All entries are to be quoted exactly; the images stay out of the copy.

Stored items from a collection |
-*-

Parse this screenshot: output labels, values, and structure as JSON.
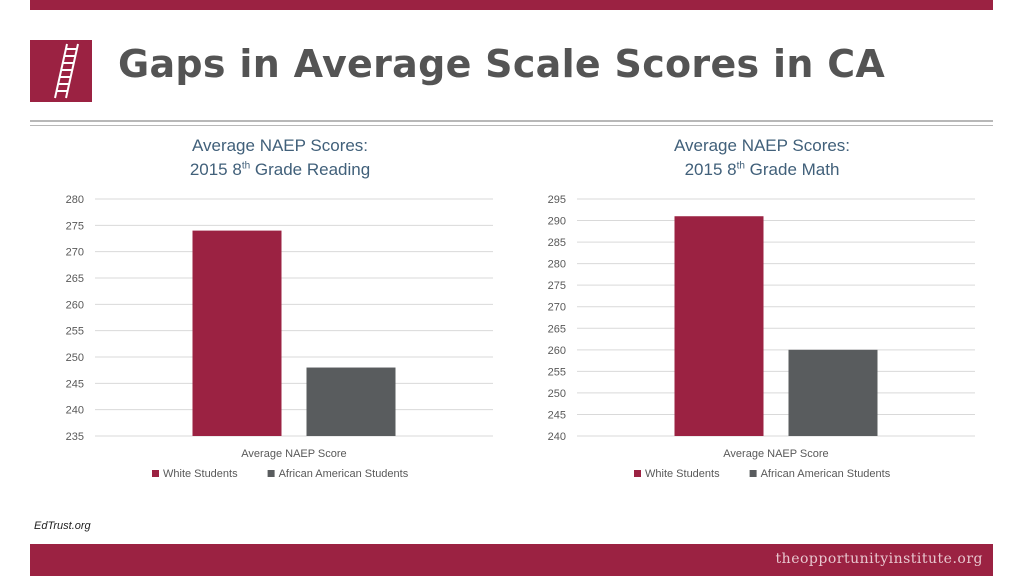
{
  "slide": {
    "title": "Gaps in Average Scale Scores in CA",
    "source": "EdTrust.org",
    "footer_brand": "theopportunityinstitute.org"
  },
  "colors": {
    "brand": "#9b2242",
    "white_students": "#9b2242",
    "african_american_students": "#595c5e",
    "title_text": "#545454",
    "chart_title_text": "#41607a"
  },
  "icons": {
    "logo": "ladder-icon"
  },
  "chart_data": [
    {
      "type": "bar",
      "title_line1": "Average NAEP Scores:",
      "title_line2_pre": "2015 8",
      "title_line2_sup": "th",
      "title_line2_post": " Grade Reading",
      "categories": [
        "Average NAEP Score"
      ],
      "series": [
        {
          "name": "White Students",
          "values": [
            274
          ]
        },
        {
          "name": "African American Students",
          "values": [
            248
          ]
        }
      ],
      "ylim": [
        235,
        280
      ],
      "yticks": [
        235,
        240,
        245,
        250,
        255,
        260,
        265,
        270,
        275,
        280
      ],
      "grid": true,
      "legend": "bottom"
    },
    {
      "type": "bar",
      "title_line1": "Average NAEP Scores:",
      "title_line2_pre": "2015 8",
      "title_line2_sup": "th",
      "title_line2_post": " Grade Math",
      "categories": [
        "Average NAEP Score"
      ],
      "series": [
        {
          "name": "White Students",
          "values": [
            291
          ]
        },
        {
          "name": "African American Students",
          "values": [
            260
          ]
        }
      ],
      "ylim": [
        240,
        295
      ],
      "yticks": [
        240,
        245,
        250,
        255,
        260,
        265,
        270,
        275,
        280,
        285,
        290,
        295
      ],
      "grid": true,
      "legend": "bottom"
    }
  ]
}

-*-

SOLUTION TO THE EXERCISE |
Parse this screenshot: output labels, values, and structure as JSON.
{
  "slide": {
    "title": "Gaps in Average Scale Scores in CA",
    "source": "EdTrust.org",
    "footer_brand": "theopportunityinstitute.org"
  },
  "colors": {
    "brand": "#9b2242",
    "white_students": "#9b2242",
    "african_american_students": "#595c5e",
    "title_text": "#545454",
    "chart_title_text": "#41607a"
  },
  "icons": {
    "logo": "ladder-icon"
  },
  "chart_data": [
    {
      "type": "bar",
      "title_line1": "Average NAEP Scores:",
      "title_line2_pre": "2015 8",
      "title_line2_sup": "th",
      "title_line2_post": " Grade Reading",
      "categories": [
        "Average NAEP Score"
      ],
      "series": [
        {
          "name": "White Students",
          "values": [
            274
          ]
        },
        {
          "name": "African American Students",
          "values": [
            248
          ]
        }
      ],
      "ylim": [
        235,
        280
      ],
      "yticks": [
        235,
        240,
        245,
        250,
        255,
        260,
        265,
        270,
        275,
        280
      ],
      "grid": true,
      "legend": "bottom"
    },
    {
      "type": "bar",
      "title_line1": "Average NAEP Scores:",
      "title_line2_pre": "2015 8",
      "title_line2_sup": "th",
      "title_line2_post": " Grade Math",
      "categories": [
        "Average NAEP Score"
      ],
      "series": [
        {
          "name": "White Students",
          "values": [
            291
          ]
        },
        {
          "name": "African American Students",
          "values": [
            260
          ]
        }
      ],
      "ylim": [
        240,
        295
      ],
      "yticks": [
        240,
        245,
        250,
        255,
        260,
        265,
        270,
        275,
        280,
        285,
        290,
        295
      ],
      "grid": true,
      "legend": "bottom"
    }
  ]
}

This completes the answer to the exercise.